Every line below should be copied exactly; drop the pictures.

Some records
┌──
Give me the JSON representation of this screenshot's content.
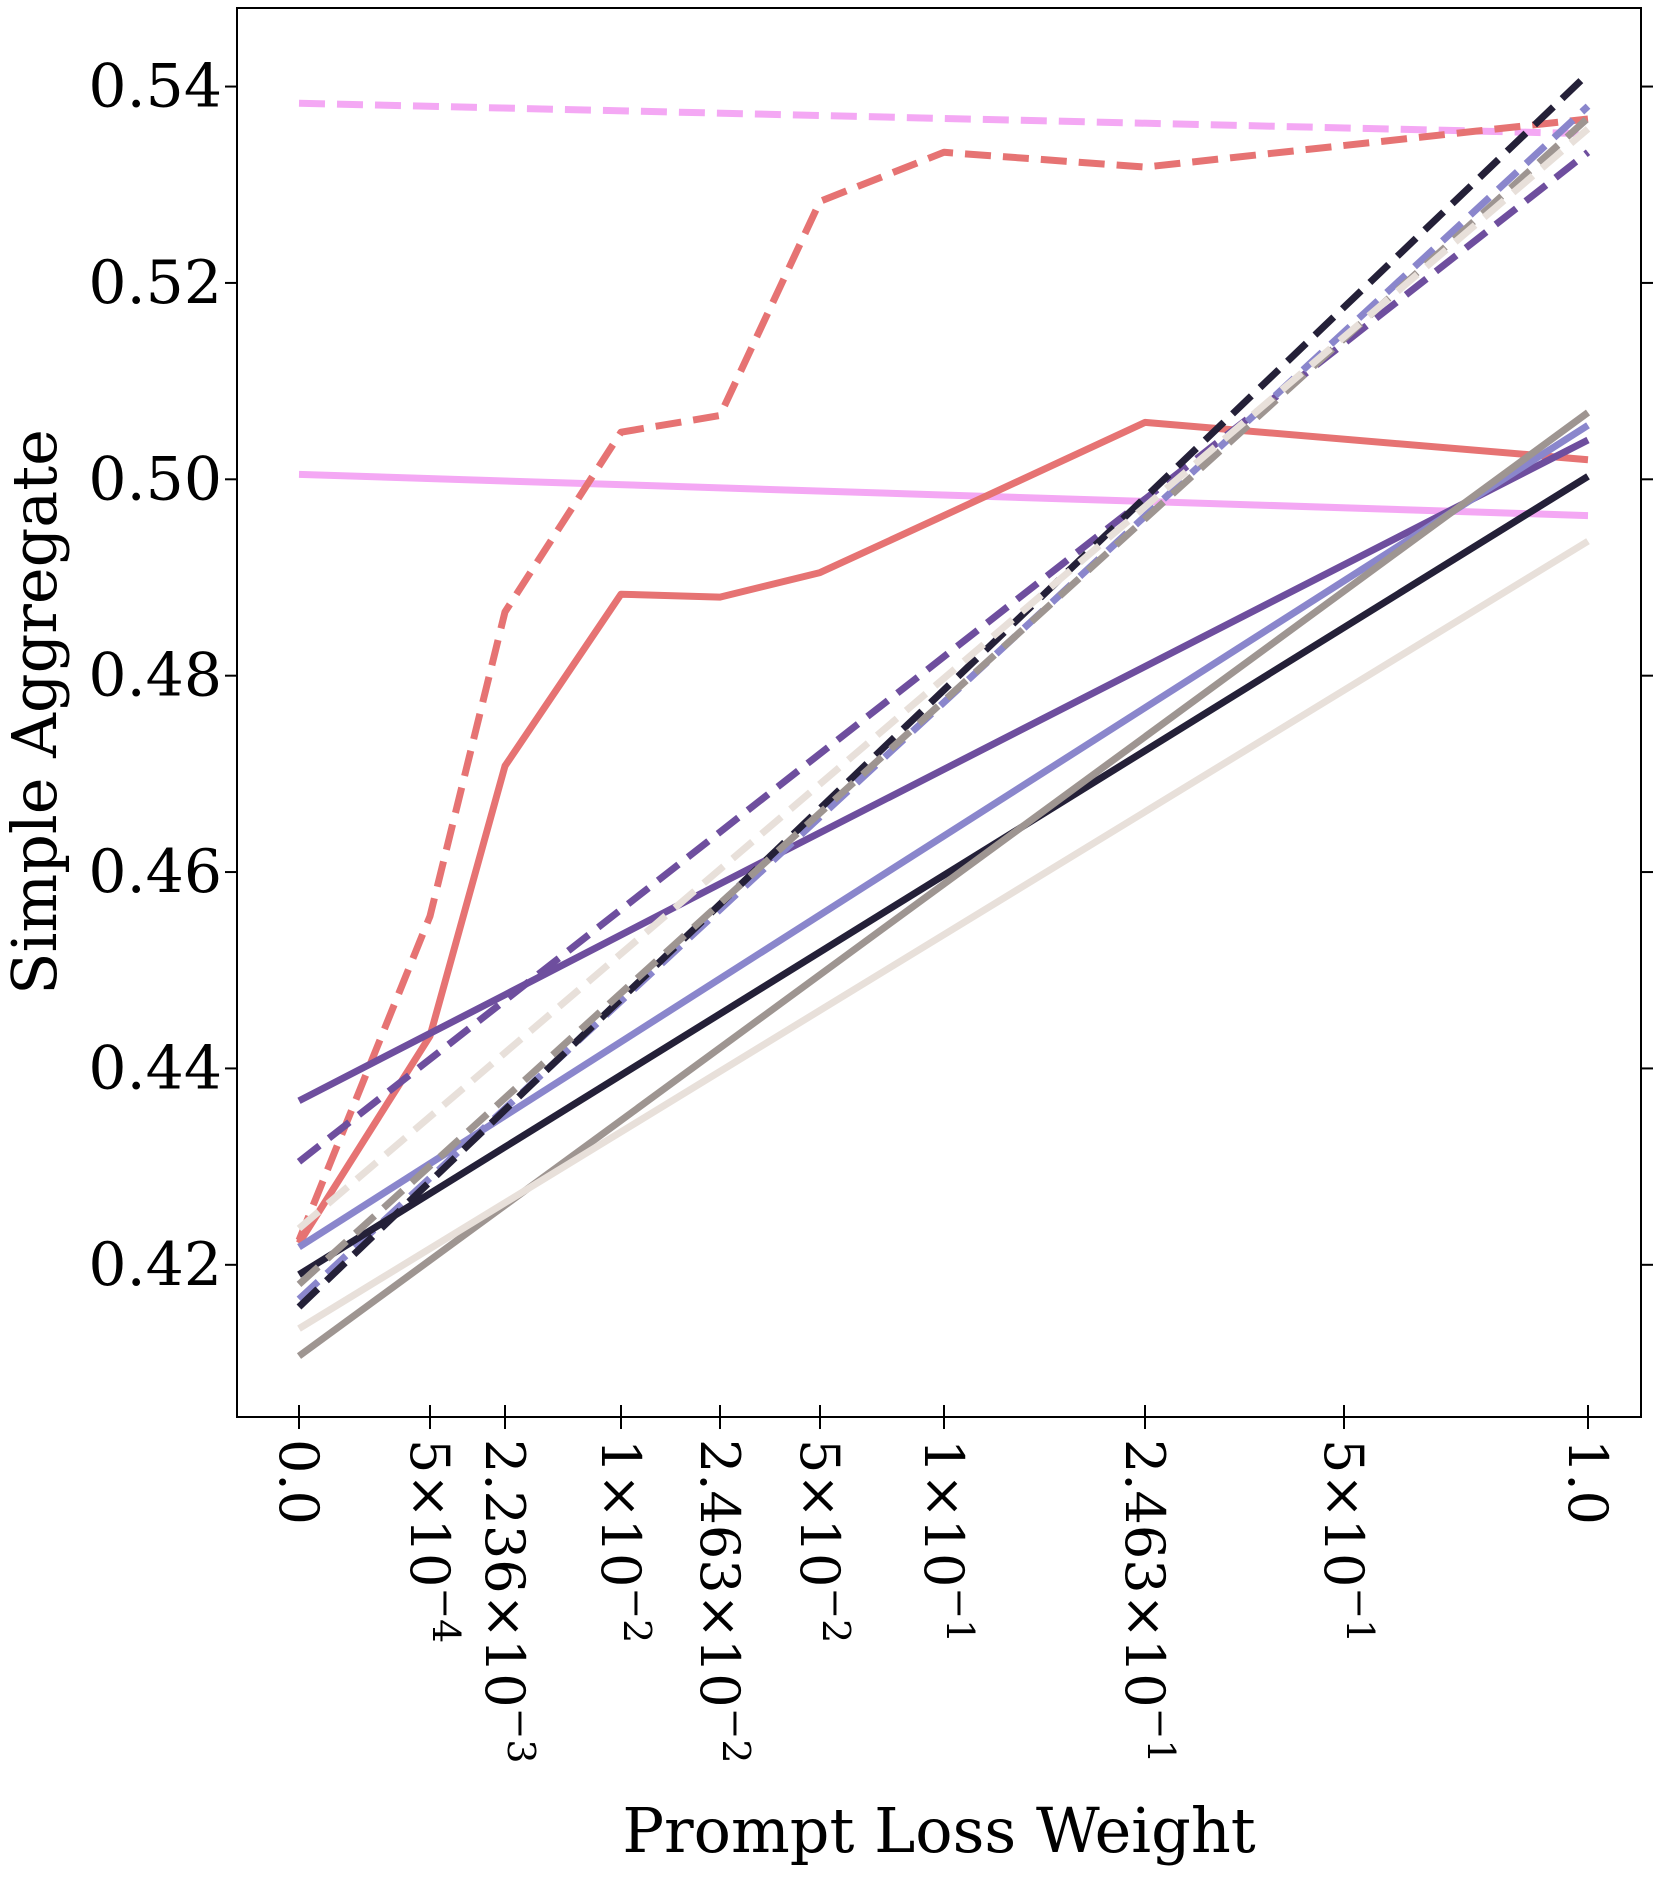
{
  "chart_data": {
    "type": "line",
    "xlabel": "Prompt Loss Weight",
    "ylabel": "Simple Aggregate",
    "x_tick_labels": [
      [
        "0.0",
        ""
      ],
      [
        "5×10",
        "−4"
      ],
      [
        "2.236×10",
        "−3"
      ],
      [
        "1×10",
        "−2"
      ],
      [
        "2.463×10",
        "−2"
      ],
      [
        "5×10",
        "−2"
      ],
      [
        "1×10",
        "−1"
      ],
      [
        "2.463×10",
        "−1"
      ],
      [
        "5×10",
        "−1"
      ],
      [
        "1.0",
        ""
      ]
    ],
    "x_values": [
      0.0,
      0.0005,
      0.002236,
      0.01,
      0.02463,
      0.05,
      0.1,
      0.2463,
      0.5,
      1.0
    ],
    "y_ticks": [
      0.42,
      0.44,
      0.46,
      0.48,
      0.5,
      0.52,
      0.54
    ],
    "y_tick_labels": [
      "0.42",
      "0.44",
      "0.46",
      "0.48",
      "0.50",
      "0.52",
      "0.54"
    ],
    "ylim": [
      0.4045,
      0.548
    ],
    "grid": false,
    "series": [
      {
        "color": "#f4a8f4",
        "dashed": false,
        "x": [
          0.0,
          1.0
        ],
        "values": [
          0.5005,
          0.4963
        ]
      },
      {
        "color": "#f4a8f4",
        "dashed": true,
        "x": [
          0.0,
          1.0
        ],
        "values": [
          0.5383,
          0.5352
        ]
      },
      {
        "color": "#e67373",
        "dashed": false,
        "x": [
          0.0,
          0.0005,
          0.002236,
          0.01,
          0.02463,
          0.05,
          0.1,
          0.2463,
          1.0
        ],
        "values": [
          0.4222,
          0.4433,
          0.4708,
          0.4883,
          0.488,
          0.4905,
          0.4963,
          0.5058,
          0.502
        ]
      },
      {
        "color": "#e67373",
        "dashed": true,
        "x": [
          0.0,
          0.0005,
          0.002236,
          0.01,
          0.02463,
          0.05,
          0.1,
          0.2463,
          1.0
        ],
        "values": [
          0.4225,
          0.4555,
          0.4865,
          0.5048,
          0.5065,
          0.5283,
          0.5333,
          0.5318,
          0.5367
        ]
      },
      {
        "color": "#6e4e9e",
        "dashed": false,
        "x": [
          0.0,
          0.002236,
          0.02463,
          1.0
        ],
        "values": [
          0.4367,
          0.4475,
          0.4588,
          0.504
        ]
      },
      {
        "color": "#6e4e9e",
        "dashed": true,
        "x": [
          0.0,
          1.0
        ],
        "values": [
          0.4305,
          0.5333
        ]
      },
      {
        "color": "#8a86cc",
        "dashed": false,
        "x": [
          0.0,
          1.0
        ],
        "values": [
          0.4218,
          0.5055
        ]
      },
      {
        "color": "#8a86cc",
        "dashed": true,
        "x": [
          0.0,
          1.0
        ],
        "values": [
          0.4165,
          0.538
        ]
      },
      {
        "color": "#242038",
        "dashed": false,
        "x": [
          0.0,
          1.0
        ],
        "values": [
          0.419,
          0.5003
        ]
      },
      {
        "color": "#242038",
        "dashed": true,
        "x": [
          0.0,
          1.0
        ],
        "values": [
          0.4157,
          0.5413
        ]
      },
      {
        "color": "#9e9591",
        "dashed": false,
        "x": [
          0.0,
          1.0
        ],
        "values": [
          0.4107,
          0.5068
        ]
      },
      {
        "color": "#9e9591",
        "dashed": true,
        "x": [
          0.0,
          1.0
        ],
        "values": [
          0.418,
          0.5368
        ]
      },
      {
        "color": "#e8e0da",
        "dashed": false,
        "x": [
          0.0,
          1.0
        ],
        "values": [
          0.4135,
          0.4937
        ]
      },
      {
        "color": "#e8e0da",
        "dashed": true,
        "x": [
          0.0,
          1.0
        ],
        "values": [
          0.4237,
          0.5357
        ]
      }
    ]
  }
}
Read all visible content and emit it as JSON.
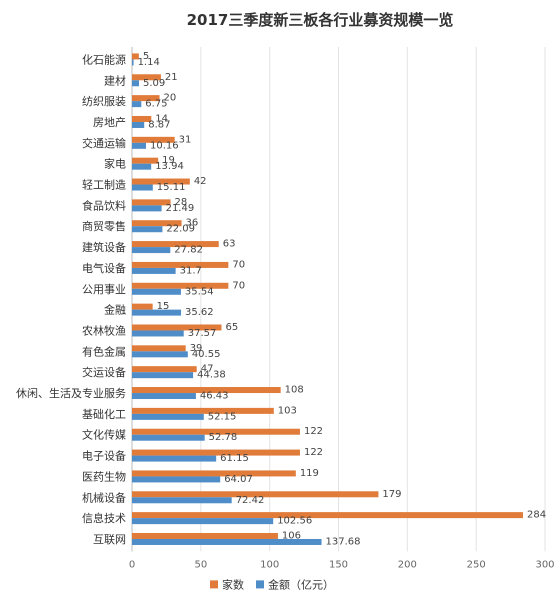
└──
_Expected output_
Give me the JSON representation of this screenshot's content.
{
  "chart_data": {
    "type": "line",
    "xlabel": "Prompt Loss Weight",
    "ylabel": "Simple Aggregate",
    "x_tick_labels": [
      [
        "0.0",
        ""
      ],
      [
        "5×10",
        "−4"
      ],
      [
        "2.236×10",
        "−3"
      ],
      [
        "1×10",
        "−2"
      ],
      [
        "2.463×10",
        "−2"
      ],
      [
        "5×10",
        "−2"
      ],
      [
        "1×10",
        "−1"
      ],
      [
        "2.463×10",
        "−1"
      ],
      [
        "5×10",
        "−1"
      ],
      [
        "1.0",
        ""
      ]
    ],
    "x_values": [
      0.0,
      0.0005,
      0.002236,
      0.01,
      0.02463,
      0.05,
      0.1,
      0.2463,
      0.5,
      1.0
    ],
    "y_ticks": [
      0.42,
      0.44,
      0.46,
      0.48,
      0.5,
      0.52,
      0.54
    ],
    "y_tick_labels": [
      "0.42",
      "0.44",
      "0.46",
      "0.48",
      "0.50",
      "0.52",
      "0.54"
    ],
    "ylim": [
      0.4045,
      0.548
    ],
    "grid": false,
    "series": [
      {
        "color": "#f4a8f4",
        "dashed": false,
        "x": [
          0.0,
          1.0
        ],
        "values": [
          0.5005,
          0.4963
        ]
      },
      {
        "color": "#f4a8f4",
        "dashed": true,
        "x": [
          0.0,
          1.0
        ],
        "values": [
          0.5383,
          0.5352
        ]
      },
      {
        "color": "#e67373",
        "dashed": false,
        "x": [
          0.0,
          0.0005,
          0.002236,
          0.01,
          0.02463,
          0.05,
          0.1,
          0.2463,
          1.0
        ],
        "values": [
          0.4222,
          0.4433,
          0.4708,
          0.4883,
          0.488,
          0.4905,
          0.4963,
          0.5058,
          0.502
        ]
      },
      {
        "color": "#e67373",
        "dashed": true,
        "x": [
          0.0,
          0.0005,
          0.002236,
          0.01,
          0.02463,
          0.05,
          0.1,
          0.2463,
          1.0
        ],
        "values": [
          0.4225,
          0.4555,
          0.4865,
          0.5048,
          0.5065,
          0.5283,
          0.5333,
          0.5318,
          0.5367
        ]
      },
      {
        "color": "#6e4e9e",
        "dashed": false,
        "x": [
          0.0,
          0.002236,
          0.02463,
          1.0
        ],
        "values": [
          0.4367,
          0.4475,
          0.4588,
          0.504
        ]
      },
      {
        "color": "#6e4e9e",
        "dashed": true,
        "x": [
          0.0,
          1.0
        ],
        "values": [
          0.4305,
          0.5333
        ]
      },
      {
        "color": "#8a86cc",
        "dashed": false,
        "x": [
          0.0,
          1.0
        ],
        "values": [
          0.4218,
          0.5055
        ]
      },
      {
        "color": "#8a86cc",
        "dashed": true,
        "x": [
          0.0,
          1.0
        ],
        "values": [
          0.4165,
          0.538
        ]
      },
      {
        "color": "#242038",
        "dashed": false,
        "x": [
          0.0,
          1.0
        ],
        "values": [
          0.419,
          0.5003
        ]
      },
      {
        "color": "#242038",
        "dashed": true,
        "x": [
          0.0,
          1.0
        ],
        "values": [
          0.4157,
          0.5413
        ]
      },
      {
        "color": "#9e9591",
        "dashed": false,
        "x": [
          0.0,
          1.0
        ],
        "values": [
          0.4107,
          0.5068
        ]
      },
      {
        "color": "#9e9591",
        "dashed": true,
        "x": [
          0.0,
          1.0
        ],
        "values": [
          0.418,
          0.5368
        ]
      },
      {
        "color": "#e8e0da",
        "dashed": false,
        "x": [
          0.0,
          1.0
        ],
        "values": [
          0.4135,
          0.4937
        ]
      },
      {
        "color": "#e8e0da",
        "dashed": true,
        "x": [
          0.0,
          1.0
        ],
        "values": [
          0.4237,
          0.5357
        ]
      }
    ]
  }
}
Read all visible content and emit it as JSON.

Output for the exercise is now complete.